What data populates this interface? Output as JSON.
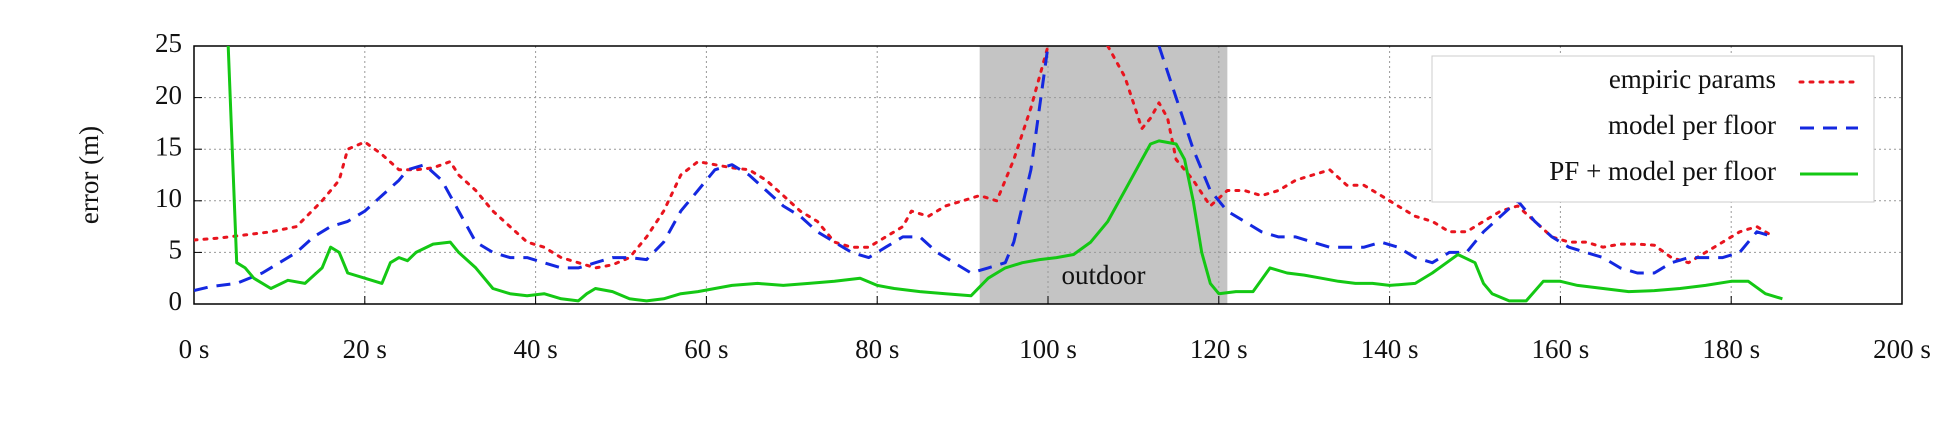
{
  "chart_data": {
    "type": "line",
    "y_label": "error (m)",
    "xlim": [
      0,
      200
    ],
    "ylim": [
      0,
      25
    ],
    "xticks": [
      {
        "value": 0,
        "label": "0 s"
      },
      {
        "value": 20,
        "label": "20 s"
      },
      {
        "value": 40,
        "label": "40 s"
      },
      {
        "value": 60,
        "label": "60 s"
      },
      {
        "value": 80,
        "label": "80 s"
      },
      {
        "value": 100,
        "label": "100 s"
      },
      {
        "value": 120,
        "label": "120 s"
      },
      {
        "value": 140,
        "label": "140 s"
      },
      {
        "value": 160,
        "label": "160 s"
      },
      {
        "value": 180,
        "label": "180 s"
      },
      {
        "value": 200,
        "label": "200 s"
      }
    ],
    "yticks": [
      0,
      5,
      10,
      15,
      20,
      25
    ],
    "grid": true,
    "legend": "top-right",
    "shaded_region": {
      "x": [
        92,
        121
      ],
      "label": "outdoor",
      "color": "#c4c4c4"
    },
    "series": [
      {
        "name": "empiric params",
        "color": "#e8141e",
        "style": "dotted",
        "x": [
          0,
          3,
          6,
          9,
          12,
          15,
          17,
          18,
          20,
          22,
          24,
          26,
          28,
          30,
          31,
          33,
          35,
          37,
          39,
          41,
          43,
          45,
          47,
          49,
          51,
          53,
          55,
          57,
          59,
          61,
          63,
          65,
          67,
          69,
          71,
          73,
          75,
          77,
          79,
          81,
          83,
          84,
          86,
          88,
          90,
          92,
          94,
          96,
          98,
          100,
          103,
          107,
          109,
          111,
          112,
          113,
          114,
          115,
          117,
          119,
          121,
          123,
          125,
          127,
          129,
          131,
          133,
          135,
          137,
          139,
          141,
          143,
          145,
          147,
          149,
          151,
          153,
          155,
          157,
          159,
          161,
          163,
          165,
          167,
          169,
          171,
          173,
          175,
          177,
          179,
          181,
          183,
          185
        ],
        "values": [
          6.2,
          6.4,
          6.7,
          7.0,
          7.5,
          10,
          12,
          15,
          15.7,
          14.5,
          13,
          13,
          13.2,
          13.8,
          12.5,
          11,
          9,
          7.5,
          6,
          5.5,
          4.5,
          4,
          3.5,
          3.8,
          4.5,
          6.5,
          9,
          12.5,
          13.8,
          13.5,
          13.2,
          13,
          12,
          10.5,
          9,
          8,
          6,
          5.5,
          5.5,
          6.5,
          7.5,
          9,
          8.5,
          9.5,
          10,
          10.5,
          10,
          14,
          19,
          25,
          null,
          25,
          22,
          17,
          18,
          19.5,
          18,
          14,
          12,
          9.5,
          11,
          11,
          10.5,
          11,
          12,
          12.5,
          13,
          11.5,
          11.5,
          10.5,
          9.5,
          8.5,
          8,
          7,
          7,
          8,
          9,
          9.5,
          8,
          6.5,
          6,
          6,
          5.5,
          5.8,
          5.8,
          5.7,
          4.5,
          4,
          5,
          6,
          7,
          7.5,
          6.5
        ]
      },
      {
        "name": "model per floor",
        "color": "#1428e0",
        "style": "dashed",
        "x": [
          0,
          2,
          5,
          8,
          10,
          12,
          14,
          16,
          18,
          20,
          22,
          24,
          25,
          27,
          29,
          31,
          33,
          35,
          37,
          39,
          41,
          43,
          45,
          47,
          49,
          51,
          53,
          55,
          57,
          59,
          61,
          63,
          65,
          67,
          69,
          71,
          73,
          75,
          77,
          79,
          81,
          83,
          85,
          87,
          89,
          91,
          93,
          95,
          96,
          98,
          100,
          106,
          113,
          115,
          117,
          119,
          121,
          123,
          125,
          127,
          129,
          131,
          133,
          135,
          137,
          139,
          141,
          143,
          145,
          147,
          149,
          151,
          153,
          155,
          157,
          159,
          161,
          163,
          165,
          167,
          169,
          171,
          173,
          175,
          177,
          179,
          181,
          183,
          185
        ],
        "values": [
          1.3,
          1.7,
          2,
          3,
          4,
          5,
          6.5,
          7.5,
          8,
          9,
          10.5,
          12,
          13,
          13.5,
          12,
          9,
          6,
          5,
          4.5,
          4.5,
          4,
          3.5,
          3.5,
          4,
          4.5,
          4.5,
          4.3,
          6,
          9,
          11,
          13,
          13.5,
          12.5,
          11,
          9.5,
          8.5,
          7,
          6,
          5,
          4.5,
          5.5,
          6.5,
          6.5,
          5,
          4,
          3,
          3.5,
          4,
          6,
          13,
          25,
          null,
          25,
          20,
          15,
          11,
          9,
          8,
          7,
          6.5,
          6.5,
          6,
          5.5,
          5.5,
          5.5,
          6,
          5.5,
          4.5,
          4,
          5,
          5,
          7,
          8.5,
          10,
          8,
          6.5,
          5.5,
          5,
          4.5,
          3.5,
          3,
          3,
          4,
          4.5,
          4.5,
          4.5,
          5,
          7,
          6.5
        ]
      },
      {
        "name": "PF + model per floor",
        "color": "#14c814",
        "style": "solid",
        "x": [
          4,
          5,
          6,
          7,
          9,
          11,
          13,
          15,
          16,
          17,
          18,
          20,
          22,
          23,
          24,
          25,
          26,
          28,
          30,
          31,
          33,
          35,
          37,
          39,
          41,
          43,
          45,
          46,
          47,
          49,
          51,
          53,
          55,
          57,
          59,
          61,
          63,
          66,
          69,
          72,
          75,
          78,
          80,
          82,
          85,
          88,
          91,
          93,
          95,
          97,
          99,
          101,
          103,
          105,
          107,
          109,
          110,
          111,
          112,
          113,
          115,
          116,
          117,
          118,
          119,
          120,
          122,
          124,
          126,
          128,
          130,
          132,
          134,
          136,
          138,
          140,
          143,
          145,
          147,
          148,
          150,
          151,
          152,
          154,
          156,
          158,
          160,
          162,
          165,
          168,
          171,
          174,
          177,
          180,
          182,
          184,
          186
        ],
        "values": [
          25,
          4,
          3.5,
          2.5,
          1.5,
          2.3,
          2,
          3.5,
          5.5,
          5,
          3,
          2.5,
          2,
          4,
          4.5,
          4.2,
          5,
          5.8,
          6,
          5,
          3.5,
          1.5,
          1,
          0.8,
          1,
          0.5,
          0.3,
          1,
          1.5,
          1.2,
          0.5,
          0.3,
          0.5,
          1,
          1.2,
          1.5,
          1.8,
          2,
          1.8,
          2,
          2.2,
          2.5,
          1.8,
          1.5,
          1.2,
          1,
          0.8,
          2.5,
          3.5,
          4,
          4.3,
          4.5,
          4.8,
          6,
          8,
          11,
          12.5,
          14,
          15.5,
          15.8,
          15.5,
          14,
          10,
          5,
          2,
          1,
          1.2,
          1.2,
          3.5,
          3,
          2.8,
          2.5,
          2.2,
          2,
          2,
          1.8,
          2,
          3,
          4.2,
          4.8,
          4,
          2,
          1,
          0.3,
          0.3,
          2.2,
          2.2,
          1.8,
          1.5,
          1.2,
          1.3,
          1.5,
          1.8,
          2.2,
          2.2,
          1,
          0.5
        ]
      }
    ]
  }
}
*****
Task statement — Report how many lines of the entries hold the word "model". Nothing else is needed.

Response to the task — 2